Tommy Chong says cannabis legalization makes him proud to be a Canadian

Legendary marijuana advocate and comedian celebrates cultural milestone at Kelowna event

Brad McIntosh made the trip from Minnesota to Kelowna this week to celebrate pot history in Canada.

And he had the added bonus of meeting his comedic hero Tommy Chong, who visited Kelowna on Friday to attend a meet and greet public reception hosted by Quick Grow and Diablo Nutrients.

“I am 64 years old and I never thought I would see the day when this would happen,” said McIntosh, referring to Canada being the second country to legalize marijuana, following in the footsteps of Uruguay.

“People I know back home in St. Cloud who smoke marijuana think it is really cool to see what Canada has done.

“Some of the old negative stigmas about pot still exist here I noticed since I arrived in Canada on Monday, but pot will put a smile on anyone’s face no matter who you are.”

RELATED: Cannabis pioneer delayed by passport mishap

As for Chong, he also had a big smile on his face, wanting to join in the celebration of cannabis legalization in Canada.

“It makes me feel good about my country, proud to be a Canadian,” Chong said. “We are the first among the western countries to come to our senses.”

Chong, who rose to fame in the 1970s and ’80s with his comedy partner Cheech Marin writing hit albums and movies about the marijuana culture, jokingly said he is responsible for cannabis being legalized here.

[Document layout detection records]

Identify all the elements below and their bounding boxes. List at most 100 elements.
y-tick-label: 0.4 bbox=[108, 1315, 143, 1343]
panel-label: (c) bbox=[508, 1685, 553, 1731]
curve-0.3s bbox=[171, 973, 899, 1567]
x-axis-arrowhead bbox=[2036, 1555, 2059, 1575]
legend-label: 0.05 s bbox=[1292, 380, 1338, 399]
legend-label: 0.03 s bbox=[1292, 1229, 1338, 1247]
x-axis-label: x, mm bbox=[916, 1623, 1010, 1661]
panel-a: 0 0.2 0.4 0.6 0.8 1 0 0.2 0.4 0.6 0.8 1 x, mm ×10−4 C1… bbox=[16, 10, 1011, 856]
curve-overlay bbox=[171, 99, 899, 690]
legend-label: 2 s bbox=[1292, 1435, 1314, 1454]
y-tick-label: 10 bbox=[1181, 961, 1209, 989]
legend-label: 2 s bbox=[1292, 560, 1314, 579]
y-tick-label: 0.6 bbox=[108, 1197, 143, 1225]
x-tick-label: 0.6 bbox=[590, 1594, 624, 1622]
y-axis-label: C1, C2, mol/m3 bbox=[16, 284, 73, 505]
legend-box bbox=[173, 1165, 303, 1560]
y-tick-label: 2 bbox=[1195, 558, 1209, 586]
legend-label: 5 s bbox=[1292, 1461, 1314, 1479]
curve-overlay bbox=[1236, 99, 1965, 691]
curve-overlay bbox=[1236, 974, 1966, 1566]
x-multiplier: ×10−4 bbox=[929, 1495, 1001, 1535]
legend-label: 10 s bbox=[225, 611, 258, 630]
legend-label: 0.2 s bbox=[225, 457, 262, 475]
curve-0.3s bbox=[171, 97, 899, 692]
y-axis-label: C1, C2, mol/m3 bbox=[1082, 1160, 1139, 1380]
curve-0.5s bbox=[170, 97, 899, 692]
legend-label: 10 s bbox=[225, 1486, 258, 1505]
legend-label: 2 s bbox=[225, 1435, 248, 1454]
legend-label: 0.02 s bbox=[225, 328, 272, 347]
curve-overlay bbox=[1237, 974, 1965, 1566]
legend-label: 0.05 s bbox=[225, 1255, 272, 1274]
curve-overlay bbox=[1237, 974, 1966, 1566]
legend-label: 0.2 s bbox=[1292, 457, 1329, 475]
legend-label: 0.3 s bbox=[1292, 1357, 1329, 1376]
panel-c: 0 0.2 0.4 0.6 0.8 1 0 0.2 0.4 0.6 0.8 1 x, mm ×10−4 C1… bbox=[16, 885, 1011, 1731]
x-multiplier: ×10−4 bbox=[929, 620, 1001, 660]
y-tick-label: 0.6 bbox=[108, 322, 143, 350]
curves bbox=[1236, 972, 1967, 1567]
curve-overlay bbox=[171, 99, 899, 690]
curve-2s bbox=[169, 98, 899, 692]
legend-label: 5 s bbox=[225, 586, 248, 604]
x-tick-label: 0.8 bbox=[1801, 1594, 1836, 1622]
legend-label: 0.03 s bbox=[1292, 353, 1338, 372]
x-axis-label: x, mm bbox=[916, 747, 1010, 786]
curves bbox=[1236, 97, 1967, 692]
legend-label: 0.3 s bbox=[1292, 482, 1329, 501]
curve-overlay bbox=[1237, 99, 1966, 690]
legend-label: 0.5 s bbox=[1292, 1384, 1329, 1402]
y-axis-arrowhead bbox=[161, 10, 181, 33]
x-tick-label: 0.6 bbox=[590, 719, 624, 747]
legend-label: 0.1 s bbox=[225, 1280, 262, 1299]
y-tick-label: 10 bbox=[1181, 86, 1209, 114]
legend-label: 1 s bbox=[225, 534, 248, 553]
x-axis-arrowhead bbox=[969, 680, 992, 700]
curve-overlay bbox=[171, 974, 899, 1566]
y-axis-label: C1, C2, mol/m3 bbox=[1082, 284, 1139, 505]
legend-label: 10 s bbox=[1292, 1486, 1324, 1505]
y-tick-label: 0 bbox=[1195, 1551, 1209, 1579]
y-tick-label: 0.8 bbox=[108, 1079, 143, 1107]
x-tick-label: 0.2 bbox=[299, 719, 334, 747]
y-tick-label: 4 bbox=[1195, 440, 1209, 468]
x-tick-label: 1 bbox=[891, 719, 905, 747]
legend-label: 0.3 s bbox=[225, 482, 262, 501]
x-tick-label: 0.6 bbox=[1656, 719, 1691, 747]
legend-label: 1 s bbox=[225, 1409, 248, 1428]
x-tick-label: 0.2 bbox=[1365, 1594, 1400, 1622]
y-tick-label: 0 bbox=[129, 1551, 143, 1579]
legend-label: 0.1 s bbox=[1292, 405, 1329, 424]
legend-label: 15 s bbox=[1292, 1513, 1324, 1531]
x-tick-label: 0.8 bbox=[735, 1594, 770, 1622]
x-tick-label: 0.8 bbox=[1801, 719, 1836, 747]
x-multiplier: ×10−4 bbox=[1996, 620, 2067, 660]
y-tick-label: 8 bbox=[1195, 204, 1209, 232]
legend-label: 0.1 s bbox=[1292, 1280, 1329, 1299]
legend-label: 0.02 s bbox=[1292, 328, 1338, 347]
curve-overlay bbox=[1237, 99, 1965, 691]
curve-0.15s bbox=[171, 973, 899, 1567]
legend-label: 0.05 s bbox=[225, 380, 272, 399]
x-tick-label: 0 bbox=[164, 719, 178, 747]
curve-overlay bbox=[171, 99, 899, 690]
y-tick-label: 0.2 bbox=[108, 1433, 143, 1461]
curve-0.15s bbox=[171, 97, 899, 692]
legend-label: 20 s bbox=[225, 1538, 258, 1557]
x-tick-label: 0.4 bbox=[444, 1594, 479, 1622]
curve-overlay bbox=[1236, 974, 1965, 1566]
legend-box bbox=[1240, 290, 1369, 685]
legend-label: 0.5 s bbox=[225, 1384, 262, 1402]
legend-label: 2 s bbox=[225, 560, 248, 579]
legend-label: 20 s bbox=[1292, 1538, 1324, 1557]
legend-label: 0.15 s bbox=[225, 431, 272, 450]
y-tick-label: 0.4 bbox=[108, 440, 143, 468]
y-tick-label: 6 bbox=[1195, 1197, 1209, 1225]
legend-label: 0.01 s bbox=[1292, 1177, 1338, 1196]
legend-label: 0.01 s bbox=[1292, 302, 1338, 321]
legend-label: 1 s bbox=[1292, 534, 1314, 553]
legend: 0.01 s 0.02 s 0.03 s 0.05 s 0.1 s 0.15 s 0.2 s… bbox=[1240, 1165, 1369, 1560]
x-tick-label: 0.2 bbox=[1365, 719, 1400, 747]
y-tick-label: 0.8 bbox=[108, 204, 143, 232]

> [Work to complete]
1 - Answer these questions about the Tommy Chong article:
(a) From which U.S. state did Brad McIntosh travel to Kelowna?
(b) According to McIntosh, which country legalized marijuana before Canada?
(c) Who was Chong's comedy partner in the 1970s and '80s?
2 - Continue the Tommy Chong article from its last sentence.
The records are not needed here.

> [Written responses]
1 -
(a) Minnesota
(b) Uruguay
(c) Cheech Marin

2 -
Fans of Tommy Chong toke up prior to the start of his public appearance in Kelowna on Friday. Photo: Barry Gerding/Black Press

“I think they should build a statue of me somewhere. Not in Edmonton where I was born because it is too cold there even for a statue. Not in Vancouver because there are too many pigeons. Maybe in Victoria, I love that city,” he laughed.

He is fond of Kelowna as well, having first visited the Okanagan back in the 1950s. “It looks different today than when I first came here, but then again everything looks different now that weed is legalized.”

Chong said the medicinal values of cannabis can now be better researched with legalization, something he understands the value of from his own personal bouts with cancer and how he feels that aided his recovery.

RELATED: Tommy Chong shares special message with Kelowna

“I’m not saying that marijuana cured my cancer, but it did affect my state of mind. Your mind controls your body. When you mind is full of stress, that affects your body. When marijuana relieves that stress, it allows the body to do its work and it helps you heel.”

Chong maintains there is no downside to cannabis use, citing the smiles he sees on the faces of people he meets in marijuana dispensaries to drug addicts who often find marijuana an alleviating agent for heroin and opiate addictions.

He does not feel pot use is a gateway to harder drugs, saying you can’t die from an overdose—“believe me I have tried enough times”—and just puts people in a better mindset in life.

“When I was in jail, I had to take a drug education course and I loved it. I learned all about drugs. I learned that alcohol addiction kills more people than anything else and it’s legal. Now that dope is legal, maybe it will replace the need for many people to drink alcohol and the world can become a more peaceful place.”

Chong added his Kelowna appearance is a reflection if a renewed interest in him since cannabis became legal in Canada, being asked to appear on television shows to articulate his views on marijuana.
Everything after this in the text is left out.